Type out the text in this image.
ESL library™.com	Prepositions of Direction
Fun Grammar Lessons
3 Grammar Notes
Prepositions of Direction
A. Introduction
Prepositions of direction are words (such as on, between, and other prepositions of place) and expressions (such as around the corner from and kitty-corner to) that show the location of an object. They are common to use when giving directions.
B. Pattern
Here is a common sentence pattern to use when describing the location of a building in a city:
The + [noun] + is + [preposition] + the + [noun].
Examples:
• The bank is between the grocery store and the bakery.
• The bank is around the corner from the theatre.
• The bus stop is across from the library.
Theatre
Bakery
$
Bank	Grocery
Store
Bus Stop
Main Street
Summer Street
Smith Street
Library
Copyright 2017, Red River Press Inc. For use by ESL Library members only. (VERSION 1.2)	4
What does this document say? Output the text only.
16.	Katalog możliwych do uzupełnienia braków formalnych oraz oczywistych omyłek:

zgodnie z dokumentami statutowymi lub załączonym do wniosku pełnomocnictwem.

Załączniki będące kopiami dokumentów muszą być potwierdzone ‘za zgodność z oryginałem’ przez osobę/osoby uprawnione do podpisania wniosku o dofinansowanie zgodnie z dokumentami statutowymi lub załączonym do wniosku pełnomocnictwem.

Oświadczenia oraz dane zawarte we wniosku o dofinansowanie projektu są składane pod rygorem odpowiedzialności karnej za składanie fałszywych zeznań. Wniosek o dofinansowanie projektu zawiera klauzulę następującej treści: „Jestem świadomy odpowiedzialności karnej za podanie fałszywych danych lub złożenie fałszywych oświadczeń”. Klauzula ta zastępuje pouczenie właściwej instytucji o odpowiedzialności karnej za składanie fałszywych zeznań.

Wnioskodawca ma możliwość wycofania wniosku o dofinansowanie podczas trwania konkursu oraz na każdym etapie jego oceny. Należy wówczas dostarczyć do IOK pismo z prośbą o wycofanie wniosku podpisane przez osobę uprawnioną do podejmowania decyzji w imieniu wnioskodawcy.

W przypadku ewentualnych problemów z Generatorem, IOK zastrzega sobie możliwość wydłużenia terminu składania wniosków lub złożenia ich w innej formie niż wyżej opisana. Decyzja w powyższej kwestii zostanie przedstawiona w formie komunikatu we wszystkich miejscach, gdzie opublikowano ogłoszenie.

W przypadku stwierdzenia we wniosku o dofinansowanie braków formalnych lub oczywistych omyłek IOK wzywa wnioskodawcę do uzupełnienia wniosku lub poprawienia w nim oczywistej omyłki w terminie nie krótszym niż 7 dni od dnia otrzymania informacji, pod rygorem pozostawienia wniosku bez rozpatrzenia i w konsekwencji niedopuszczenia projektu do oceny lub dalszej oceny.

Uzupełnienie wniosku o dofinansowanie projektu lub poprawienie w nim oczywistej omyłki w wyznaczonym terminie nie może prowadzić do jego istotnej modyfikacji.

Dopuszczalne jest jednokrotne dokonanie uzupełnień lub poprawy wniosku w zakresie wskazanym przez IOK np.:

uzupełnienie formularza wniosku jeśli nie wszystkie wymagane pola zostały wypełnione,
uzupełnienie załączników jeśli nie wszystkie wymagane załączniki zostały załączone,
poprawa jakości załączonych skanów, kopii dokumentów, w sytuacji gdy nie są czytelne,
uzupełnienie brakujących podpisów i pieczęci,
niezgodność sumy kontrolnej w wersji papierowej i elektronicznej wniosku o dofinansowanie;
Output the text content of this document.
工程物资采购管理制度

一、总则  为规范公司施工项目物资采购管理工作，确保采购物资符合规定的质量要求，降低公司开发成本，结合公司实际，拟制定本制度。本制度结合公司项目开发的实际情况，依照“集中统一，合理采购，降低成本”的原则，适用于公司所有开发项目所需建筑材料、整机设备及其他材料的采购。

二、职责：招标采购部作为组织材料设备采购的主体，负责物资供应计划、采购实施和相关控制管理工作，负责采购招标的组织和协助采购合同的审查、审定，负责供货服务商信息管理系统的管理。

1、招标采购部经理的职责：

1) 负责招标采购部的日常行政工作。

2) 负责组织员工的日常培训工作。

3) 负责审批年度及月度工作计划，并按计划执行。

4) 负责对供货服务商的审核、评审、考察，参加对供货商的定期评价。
# # # # # # #
Restate each entry exactly, skipping none.

Type out the text in this image.
ESL library™.com	Prepositions of Direction
Fun Grammar Lessons
3 Grammar Notes
Prepositions of Direction
A. Introduction
Prepositions of direction are words (such as on, between, and other prepositions of place) and expressions (such as around the corner from and kitty-corner to) that show the location of an object. They are common to use when giving directions.
B. Pattern
Here is a common sentence pattern to use when describing the location of a building in a city:
The + [noun] + is + [preposition] + the + [noun].
Examples:
• The bank is between the grocery store and the bakery.
• The bank is around the corner from the theatre.
• The bus stop is across from the library.
Theatre
Bakery
$
Bank	Grocery
Store
Bus Stop
Main Street
Summer Street
Smith Street
Library
Copyright 2017, Red River Press Inc. For use by ESL Library members only. (VERSION 1.2)	4
What does this document say? Output the text only.
16.	Katalog możliwych do uzupełnienia braków formalnych oraz oczywistych omyłek:

zgodnie z dokumentami statutowymi lub załączonym do wniosku pełnomocnictwem.

Załączniki będące kopiami dokumentów muszą być potwierdzone ‘za zgodność z oryginałem’ przez osobę/osoby uprawnione do podpisania wniosku o dofinansowanie zgodnie z dokumentami statutowymi lub załączonym do wniosku pełnomocnictwem.

Oświadczenia oraz dane zawarte we wniosku o dofinansowanie projektu są składane pod rygorem odpowiedzialności karnej za składanie fałszywych zeznań. Wniosek o dofinansowanie projektu zawiera klauzulę następującej treści: „Jestem świadomy odpowiedzialności karnej za podanie fałszywych danych lub złożenie fałszywych oświadczeń”. Klauzula ta zastępuje pouczenie właściwej instytucji o odpowiedzialności karnej za składanie fałszywych zeznań.

Wnioskodawca ma możliwość wycofania wniosku o dofinansowanie podczas trwania konkursu oraz na każdym etapie jego oceny. Należy wówczas dostarczyć do IOK pismo z prośbą o wycofanie wniosku podpisane przez osobę uprawnioną do podejmowania decyzji w imieniu wnioskodawcy.

W przypadku ewentualnych problemów z Generatorem, IOK zastrzega sobie możliwość wydłużenia terminu składania wniosków lub złożenia ich w innej formie niż wyżej opisana. Decyzja w powyższej kwestii zostanie przedstawiona w formie komunikatu we wszystkich miejscach, gdzie opublikowano ogłoszenie.

W przypadku stwierdzenia we wniosku o dofinansowanie braków formalnych lub oczywistych omyłek IOK wzywa wnioskodawcę do uzupełnienia wniosku lub poprawienia w nim oczywistej omyłki w terminie nie krótszym niż 7 dni od dnia otrzymania informacji, pod rygorem pozostawienia wniosku bez rozpatrzenia i w konsekwencji niedopuszczenia projektu do oceny lub dalszej oceny.

Uzupełnienie wniosku o dofinansowanie projektu lub poprawienie w nim oczywistej omyłki w wyznaczonym terminie nie może prowadzić do jego istotnej modyfikacji.

Dopuszczalne jest jednokrotne dokonanie uzupełnień lub poprawy wniosku w zakresie wskazanym przez IOK np.:

uzupełnienie formularza wniosku jeśli nie wszystkie wymagane pola zostały wypełnione,
uzupełnienie załączników jeśli nie wszystkie wymagane załączniki zostały załączone,
poprawa jakości załączonych skanów, kopii dokumentów, w sytuacji gdy nie są czytelne,
uzupełnienie brakujących podpisów i pieczęci,
niezgodność sumy kontrolnej w wersji papierowej i elektronicznej wniosku o dofinansowanie;
Output the text content of this document.
工程物资采购管理制度

一、总则  为规范公司施工项目物资采购管理工作，确保采购物资符合规定的质量要求，降低公司开发成本，结合公司实际，拟制定本制度。本制度结合公司项目开发的实际情况，依照“集中统一，合理采购，降低成本”的原则，适用于公司所有开发项目所需建筑材料、整机设备及其他材料的采购。

二、职责：招标采购部作为组织材料设备采购的主体，负责物资供应计划、采购实施和相关控制管理工作，负责采购招标的组织和协助采购合同的审查、审定，负责供货服务商信息管理系统的管理。

1、招标采购部经理的职责：

1) 负责招标采购部的日常行政工作。

2) 负责组织员工的日常培训工作。

3) 负责审批年度及月度工作计划，并按计划执行。

4) 负责对供货服务商的审核、评审、考察，参加对供货商的定期评价。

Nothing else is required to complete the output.